▸ Required actions:
1: In the essay on love, how does St. Thomas Aquinas define love?
2: Carry the essay on love forward from its last sentence.

▸ Excerpt provided:
━━━━━━━━━━━━━━━━━━━━━━━━━━━━━━

The Beatles sang, “All you need is love” and this phrase has been repeated like a parrot, especially as we approach Valentine’s Day. Yet, before lapsing into popular theories derived from catchy songs, we need to clarify what love is. As spiritual masters would assert, Yes, all you need is love because God is love (1John 4:8,16) and all you need is God for ultimate fulfillment. However, because our society has casually thrown around the word love we inevitably live in a fog of confusion about what this word actually means. If you google how the culture defines love, you’ll see that people primarily describe love in terms of feelings, pleasure, or an attraction one experiences. At this point, a counterfeit version of love has emerged. Our modern view explains love as being consumed by what the self gets whereas St. Paul affirmed that love is not self-seeking (1 Cor. 13:5) but moves outward towards fixating on the other. Therefore, the spiritual truth of love is being hijacked into a jumble of disjointed terms that disavows itself from its true meaning. Catholicism, on the other hand, has long taught that love is not reducible to warm, fuzzy feelings for the self. Rather, as St. Thomas Aquinas put it in concrete terms, “Love is to will the good of the other” (Summa Theologica Vol. II 26, 4).

━━━━━━━━━━━━━━━━━━━━━━━━━━━━━━

▸ Provided material:
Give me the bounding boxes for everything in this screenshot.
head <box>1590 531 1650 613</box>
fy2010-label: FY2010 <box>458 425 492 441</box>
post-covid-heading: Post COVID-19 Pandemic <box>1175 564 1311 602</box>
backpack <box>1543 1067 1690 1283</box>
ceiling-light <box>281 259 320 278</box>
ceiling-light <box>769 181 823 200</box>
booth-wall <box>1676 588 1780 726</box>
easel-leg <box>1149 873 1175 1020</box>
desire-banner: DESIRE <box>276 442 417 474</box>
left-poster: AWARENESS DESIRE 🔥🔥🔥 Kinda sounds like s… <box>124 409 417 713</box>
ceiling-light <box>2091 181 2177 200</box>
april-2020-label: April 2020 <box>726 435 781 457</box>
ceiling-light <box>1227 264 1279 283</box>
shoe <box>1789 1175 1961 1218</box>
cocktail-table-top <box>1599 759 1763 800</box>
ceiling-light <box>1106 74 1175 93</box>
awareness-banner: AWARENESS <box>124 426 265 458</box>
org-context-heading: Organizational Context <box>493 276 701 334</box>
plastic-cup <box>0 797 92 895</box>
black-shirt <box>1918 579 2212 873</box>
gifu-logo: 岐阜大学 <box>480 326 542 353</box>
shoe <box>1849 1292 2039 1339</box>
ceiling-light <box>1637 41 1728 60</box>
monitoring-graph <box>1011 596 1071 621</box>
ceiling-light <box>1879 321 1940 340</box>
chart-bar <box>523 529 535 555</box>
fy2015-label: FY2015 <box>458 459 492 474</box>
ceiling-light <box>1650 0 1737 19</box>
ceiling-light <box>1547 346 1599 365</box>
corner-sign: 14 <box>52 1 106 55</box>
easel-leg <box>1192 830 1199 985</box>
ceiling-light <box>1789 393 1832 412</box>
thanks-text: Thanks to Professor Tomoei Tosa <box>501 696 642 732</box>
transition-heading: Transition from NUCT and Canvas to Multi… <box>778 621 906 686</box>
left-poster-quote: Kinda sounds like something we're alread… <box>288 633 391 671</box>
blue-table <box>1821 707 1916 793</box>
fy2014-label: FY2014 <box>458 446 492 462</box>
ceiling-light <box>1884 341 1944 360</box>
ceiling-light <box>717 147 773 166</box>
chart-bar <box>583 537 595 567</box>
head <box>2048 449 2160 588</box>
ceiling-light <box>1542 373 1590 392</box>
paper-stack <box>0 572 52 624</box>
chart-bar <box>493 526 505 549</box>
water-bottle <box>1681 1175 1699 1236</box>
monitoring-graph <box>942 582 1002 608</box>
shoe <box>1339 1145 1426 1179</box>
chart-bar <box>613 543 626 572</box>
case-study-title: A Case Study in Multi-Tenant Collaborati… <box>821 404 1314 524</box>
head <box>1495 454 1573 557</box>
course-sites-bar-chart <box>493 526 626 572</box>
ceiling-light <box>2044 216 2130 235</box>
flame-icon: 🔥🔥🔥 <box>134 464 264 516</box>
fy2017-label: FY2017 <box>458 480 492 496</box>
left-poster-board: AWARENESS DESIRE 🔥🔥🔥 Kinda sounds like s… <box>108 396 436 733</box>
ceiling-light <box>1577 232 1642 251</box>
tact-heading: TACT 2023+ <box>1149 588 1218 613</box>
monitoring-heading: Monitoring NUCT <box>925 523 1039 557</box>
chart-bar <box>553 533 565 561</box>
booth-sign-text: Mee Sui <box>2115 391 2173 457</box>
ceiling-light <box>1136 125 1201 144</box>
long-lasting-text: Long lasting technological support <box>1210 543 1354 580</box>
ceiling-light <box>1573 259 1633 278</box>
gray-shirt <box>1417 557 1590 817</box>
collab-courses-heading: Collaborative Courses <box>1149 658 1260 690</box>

━━━━━━━━━━━━━━━━━━━━━━━━━━━━━━

▸ Set of answers:
1: Love is "to will the good of the other."

2:
Because the word “love” has been liberally deployed by tepid Christians, people fail to see that love is centered on humbly using the self for the others’ spiritual and moral advancement much like a parent sacrificing his wants and career ambitions to justly raise his child. However, under our modern view, the concept of love has been flipped to a cheap transaction in which one uses the other for the immediate pleasure of the self. Our society, being in the midst of a moral nose dive, fails to recognize that it has inverted the concept of love from self-giving to now self-getting. That is, we’ve reduced love to being temporarily nice to someone else so that he, in turn, might like or treat you in a well-pleasing manner. Another version of this “love” is to treat a fellow human being justly so that he, in turn, will give you praise. However, this formula is a fake version of love, for such moves are tantamount to a strategic self-interest move – akin to a well orchestrated “I scratch your back you scratch my back” maneuver. As Bishop Barron puts it, “Truly to love is to move outside of the black hole of one’s egotism, to resist the centripetal force that compels one to assume the attitude of self-protection.” Here, the Church attaches love rightly as a “theological virtue,” for it represents a participation in the love that God is – a total gift of self-sacrifice.
While it remains humanly impossible to articulate the love that flows from God, we must, at least, restore a faint sense of God’s love away from the bland modern version of it.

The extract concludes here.